-- start --

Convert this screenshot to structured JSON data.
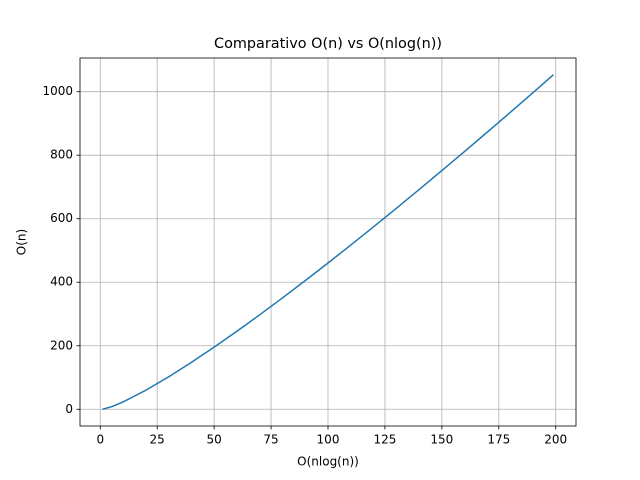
{
  "chart_data": {
    "type": "line",
    "title": "Comparativo O(n) vs O(nlog(n))",
    "xlabel": "O(nlog(n))",
    "ylabel": "O(n)",
    "x": [
      1,
      5,
      10,
      20,
      30,
      40,
      50,
      60,
      70,
      80,
      90,
      100,
      110,
      120,
      130,
      140,
      150,
      160,
      170,
      180,
      190,
      199
    ],
    "series": [
      {
        "color": "#1f77b4",
        "values": [
          0,
          8.05,
          23.0,
          59.9,
          102.0,
          147.6,
          195.6,
          245.7,
          297.4,
          350.6,
          405.0,
          460.5,
          517.0,
          574.5,
          632.8,
          691.8,
          751.6,
          812.0,
          873.1,
          934.7,
          996.9,
          1053.4
        ]
      }
    ],
    "xlim": [
      -8.9,
      208.9
    ],
    "ylim": [
      -52.7,
      1106.1
    ],
    "xticks": [
      0,
      25,
      50,
      75,
      100,
      125,
      150,
      175,
      200
    ],
    "yticks": [
      0,
      200,
      400,
      600,
      800,
      1000
    ],
    "grid": true
  }
}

-- end --

Short exercise — Look through the data above. Copy every line with the string "nlog" in it.

Task output —
    "title": "Comparativo O(n) vs O(nlog(n))",
    "xlabel": "O(nlog(n))",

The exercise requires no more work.